### ページ抜粋
------------------------

投稿日時:2012年10月04日(木) 14:42
万想連鎖 25
釣りに興味がないわけではないが、今までする機会がほとんどなかった。きっとこれからもないだろう。でも、釣りあげられた魚には大いに興味がある。食べる機会がある肉の種類は、牛・豚・鶏・山羊・羊・馬・猪・鹿・鯨・鴨・家鴨に、せいぜい駝鳥・鰐と限りがあるが、魚は一桁違う。今年食べた魚を拾っても20や30種類は数えることができる。今まで食べた魚で何が一番旨かったかと問われても、それぞれにそれぞれの旨さがあり優劣をつけることは難しい。だから、旨さに絶対値で選ぶのではなく、ご縁あっていただくことになった魚はすべて、その魚への感謝を込めて、残さず余さず食べられないところ以外はきれいにいただくことを心がけている。

------------------------

### データ抜粋
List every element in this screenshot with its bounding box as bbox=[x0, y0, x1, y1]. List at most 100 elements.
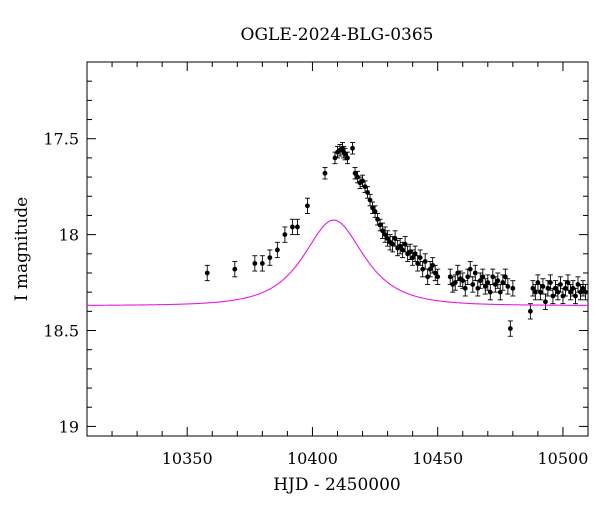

------------------------

### 出題内容 1
本文によると、今年食べた魚を拾うと何種類ほど数えられますか。
### 出題内容 2
本文の「投稿日時:2012年10月04日(木) 14:42」から「いただくことを心がけている。」までを、「感謝」を「敬意」に置き換えて書き直してください。
答えは本文だけを根拠にしてください。

### 解答全文 1
20や30種類は数えることができます。

### 解答全文 2
投稿日時:2012年10月04日(木) 14:42
万想連鎖 25
釣りに興味がないわけではないが、今までする機会がほとんどなかった。きっとこれからもないだろう。でも、釣りあげられた魚には大いに興味がある。食べる機会がある肉の種類は、牛・豚・鶏・山羊・羊・馬・猪・鹿・鯨・鴨・家鴨に、せいぜい駝鳥・鰐と限りがあるが、魚は一桁違う。今年食べた魚を拾っても20や30種類は数えることができる。今まで食べた魚で何が一番旨かったかと問われても、それぞれにそれぞれの旨さがあり優劣をつけることは難しい。だから、旨さに絶対値で選ぶのではなく、ご縁あっていただくことになった魚はすべて、その魚への敬意を込めて、残さず余さず食べられないところ以外はきれいにいただくことを心がけている。